----- DATA IN THIS EXERCISE -----

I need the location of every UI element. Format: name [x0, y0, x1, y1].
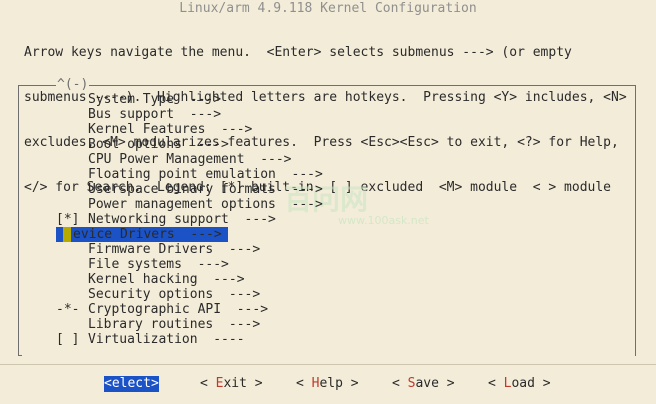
help-button[interactable]: < Help > — [296, 376, 359, 392]
item-hotkey: N — [88, 212, 96, 227]
save-close: > — [438, 376, 455, 391]
menu-item-boot-options[interactable]: Boot options ---> — [56, 137, 616, 152]
item-hotkey: K — [88, 272, 96, 287]
item-checkbox[interactable]: [ ] — [56, 332, 88, 347]
item-label: ryptographic API ---> — [95, 302, 269, 317]
help-line: Arrow keys navigate the menu. <Enter> se… — [24, 45, 572, 60]
item-label: loating point emulation ---> — [95, 167, 323, 182]
exit-button[interactable]: < Exit > — [200, 376, 263, 392]
menu-item-kernel-hacking[interactable]: Kernel hacking ---> — [56, 272, 616, 287]
item-hotkey: K — [88, 122, 96, 137]
item-hotkey: S — [88, 92, 96, 107]
item-hotkey: F — [88, 257, 96, 272]
load-open: < — [488, 376, 504, 391]
item-hotkey: V — [88, 332, 96, 347]
menu-item-power-management[interactable]: Power management options ---> — [56, 197, 616, 212]
item-hotkey: U — [88, 182, 96, 197]
select-open: < — [104, 376, 112, 391]
item-mark: -*- — [56, 302, 80, 317]
item-label: etworking support ---> — [95, 212, 276, 227]
menu-item-cpu-power-management[interactable]: C PU Power Management ---> — [56, 152, 616, 167]
item-hotkey: C — [88, 302, 96, 317]
menu-item-security-options[interactable]: Security options ---> — [56, 287, 616, 302]
item-label: ernel hacking ---> — [95, 272, 245, 287]
item-hotkey: B — [88, 137, 96, 152]
menu-item-cryptographic-api[interactable]: -*- Cryptographic API ---> — [56, 302, 616, 317]
item-hotkey: C — [88, 152, 96, 167]
exit-open: < — [200, 376, 216, 391]
item-label: ile systems ---> — [95, 257, 229, 272]
help-close: > — [342, 376, 359, 391]
menu-item-networking-support[interactable]: [*] Networking support ---> — [56, 212, 616, 227]
menu-item-bus-support[interactable]: Bus support ---> — [56, 107, 616, 122]
menu-item-floating-point[interactable]: Floating point emulation ---> — [56, 167, 616, 182]
item-hotkey: P — [88, 197, 96, 212]
item-hotkey: F — [88, 167, 96, 182]
exit-label: xit — [223, 376, 247, 391]
item-label: serspace binary formats ---> — [95, 182, 323, 197]
exit-close: > — [246, 376, 263, 391]
item-label: ernel Features ---> — [95, 122, 253, 137]
menu-list: System Type ---> Bus support ---> Kernel… — [56, 92, 616, 347]
item-hotkey: B — [88, 107, 96, 122]
item-label: PU Power Management ---> — [95, 152, 292, 167]
button-divider — [0, 364, 656, 365]
save-open: < — [392, 376, 408, 391]
load-close: > — [534, 376, 551, 391]
item-label: ower management options ---> — [95, 197, 323, 212]
item-label: us support ---> — [95, 107, 222, 122]
select-close: > — [150, 376, 159, 391]
select-button[interactable]: <Select> — [104, 376, 159, 392]
menu-item-library-routines[interactable]: Library routines ---> — [56, 317, 616, 332]
item-label: ibrary routines ---> — [95, 317, 261, 332]
menu-item-userspace-binary[interactable]: Userspace binary formats ---> — [56, 182, 616, 197]
help-label: elp — [319, 376, 343, 391]
load-label: oad — [511, 376, 535, 391]
save-label: ave — [415, 376, 439, 391]
select-label: elect — [111, 376, 151, 391]
load-button[interactable]: < Load > — [488, 376, 551, 392]
menu-item-firmware-drivers[interactable]: Firmware Drivers ---> — [56, 242, 616, 257]
help-open: < — [296, 376, 312, 391]
item-label: irmware Drivers ---> — [95, 242, 261, 257]
item-hotkey: L — [88, 317, 96, 332]
menu-item-virtualization[interactable]: [ ] Virtualization ---- — [56, 332, 616, 347]
item-hotkey: F — [88, 242, 96, 257]
scroll-indicator: ^(-) — [56, 77, 90, 92]
item-label: ecurity options ---> — [95, 287, 261, 302]
item-label: ystem Type ---> — [95, 92, 222, 107]
button-bar: <Select> < Exit > < Help > < Save > < Lo… — [0, 376, 656, 392]
save-button[interactable]: < Save > — [392, 376, 455, 392]
menu-item-file-systems[interactable]: File systems ---> — [56, 257, 616, 272]
item-label: irtualization ---- — [95, 332, 245, 347]
cursor-block — [63, 227, 71, 242]
menu-item-system-type[interactable]: System Type ---> — [56, 92, 616, 107]
item-hotkey: S — [88, 287, 96, 302]
item-label: oot options ---> — [95, 137, 229, 152]
menu-item-kernel-features[interactable]: Kernel Features ---> — [56, 122, 616, 137]
selection-highlight: Device Drivers ---> — [56, 227, 228, 242]
menu-item-device-drivers[interactable]: Device Drivers ---> — [56, 227, 616, 242]
item-label: evice Drivers ---> — [73, 227, 222, 242]
menu-frame-corner — [18, 355, 22, 356]
item-checkbox[interactable]: [*] — [56, 212, 88, 227]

-----

- GIVEN EXERCISE
Convert the lines in the items above into a numbered list, starting at the line that contains "help-button[interactable]: < Help" and ending at the line that contains "item-label: ile systems", with both of those lines included and any blank lines left out.

- TASK RESPONSE
1. help-button[interactable]: < Help > — [296, 376, 359, 392]
2. item-hotkey: N — [88, 212, 96, 227]
3. save-close: > — [438, 376, 455, 391]
4. menu-item-boot-options[interactable]: Boot options ---> — [56, 137, 616, 152]
5. item-hotkey: K — [88, 272, 96, 287]
6. item-checkbox[interactable]: [ ] — [56, 332, 88, 347]
7. item-label: ryptographic API ---> — [95, 302, 269, 317]
8. help-line: Arrow keys navigate the menu. <Enter> se… — [24, 45, 572, 60]
9. item-label: loating point emulation ---> — [95, 167, 323, 182]
10. exit-button[interactable]: < Exit > — [200, 376, 263, 392]
11. menu-item-kernel-hacking[interactable]: Kernel hacking ---> — [56, 272, 616, 287]
12. item-hotkey: K — [88, 122, 96, 137]
13. item-hotkey: S — [88, 92, 96, 107]
14. item-hotkey: F — [88, 257, 96, 272]
15. load-open: < — [488, 376, 504, 391]
16. item-hotkey: V — [88, 332, 96, 347]
17. menu-item-power-management[interactable]: Power management options ---> — [56, 197, 616, 212]
18. item-hotkey: U — [88, 182, 96, 197]
19. select-open: < — [104, 376, 112, 391]
20. item-mark: -*- — [56, 302, 80, 317]
21. item-label: etworking support ---> — [95, 212, 276, 227]
22. menu-item-cpu-power-management[interactable]: C PU Power Management ---> — [56, 152, 616, 167]
23. item-hotkey: C — [88, 302, 96, 317]
24. menu-item-security-options[interactable]: Security options ---> — [56, 287, 616, 302]
25. item-label: ernel hacking ---> — [95, 272, 245, 287]
26. item-hotkey: B — [88, 137, 96, 152]
27. menu-item-cryptographic-api[interactable]: -*- Cryptographic API ---> — [56, 302, 616, 317]
28. item-hotkey: C — [88, 152, 96, 167]
29. exit-open: < — [200, 376, 216, 391]
30. item-label: ile systems ---> — [95, 257, 229, 272]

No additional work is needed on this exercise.